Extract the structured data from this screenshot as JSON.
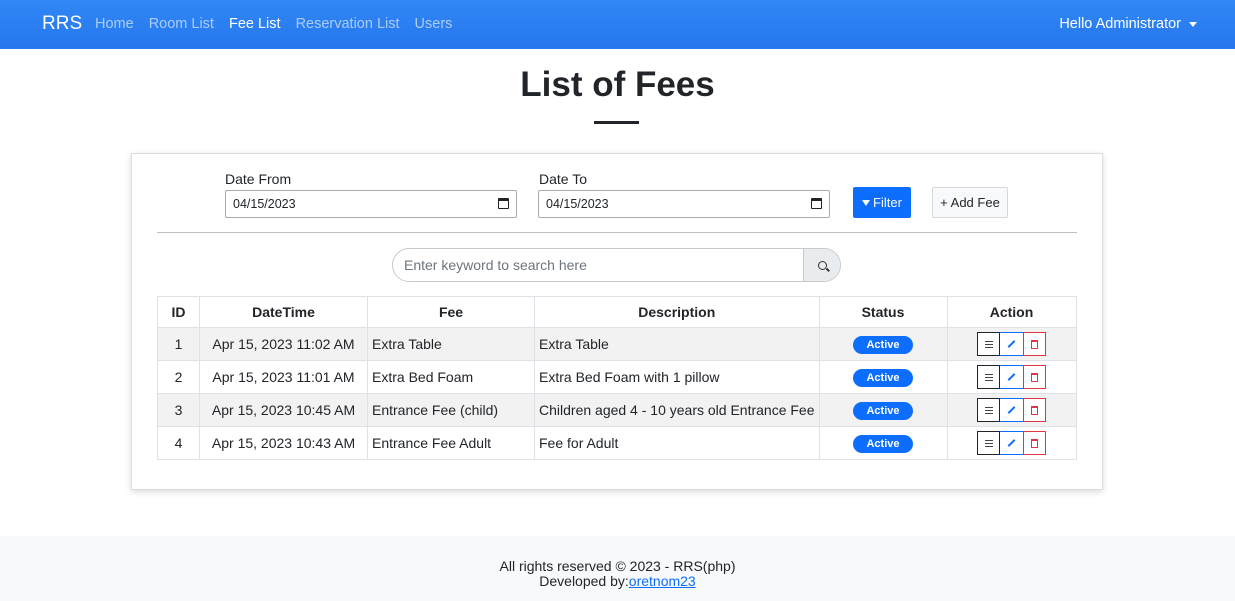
{
  "navbar": {
    "brand": "RRS",
    "links": [
      "Home",
      "Room List",
      "Fee List",
      "Reservation List",
      "Users"
    ],
    "active": "Fee List",
    "user_menu": "Hello Administrator"
  },
  "page": {
    "title": "List of Fees"
  },
  "filters": {
    "date_from_label": "Date From",
    "date_from_value": "04/15/2023",
    "date_to_label": "Date To",
    "date_to_value": "04/15/2023",
    "filter_button": "Filter",
    "add_button": "+ Add Fee"
  },
  "search": {
    "placeholder": "Enter keyword to search here"
  },
  "table": {
    "headers": [
      "ID",
      "DateTime",
      "Fee",
      "Description",
      "Status",
      "Action"
    ],
    "rows": [
      {
        "id": "1",
        "datetime": "Apr 15, 2023 11:02 AM",
        "fee": "Extra Table",
        "description": "Extra Table",
        "status": "Active"
      },
      {
        "id": "2",
        "datetime": "Apr 15, 2023 11:01 AM",
        "fee": "Extra Bed Foam",
        "description": "Extra Bed Foam with 1 pillow",
        "status": "Active"
      },
      {
        "id": "3",
        "datetime": "Apr 15, 2023 10:45 AM",
        "fee": "Entrance Fee (child)",
        "description": "Children aged 4 - 10 years old Entrance Fee",
        "status": "Active"
      },
      {
        "id": "4",
        "datetime": "Apr 15, 2023 10:43 AM",
        "fee": "Entrance Fee Adult",
        "description": "Fee for Adult",
        "status": "Active"
      }
    ]
  },
  "footer": {
    "copyright": "All rights reserved © 2023 - RRS(php)",
    "developed_by_label": "Developed by:",
    "developer": "oretnom23"
  },
  "colors": {
    "navbar": "#2a7ff0",
    "primary": "#0d6efd",
    "danger": "#dc3545"
  }
}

> [REQUIRED WORK]
Look through the records and gather every line containing "List".

> [WRITTEN RESPONSE]
      "Room List",
      "Fee List",
      "Reservation List",
    "active": "Fee List",
    "title": "List of Fees"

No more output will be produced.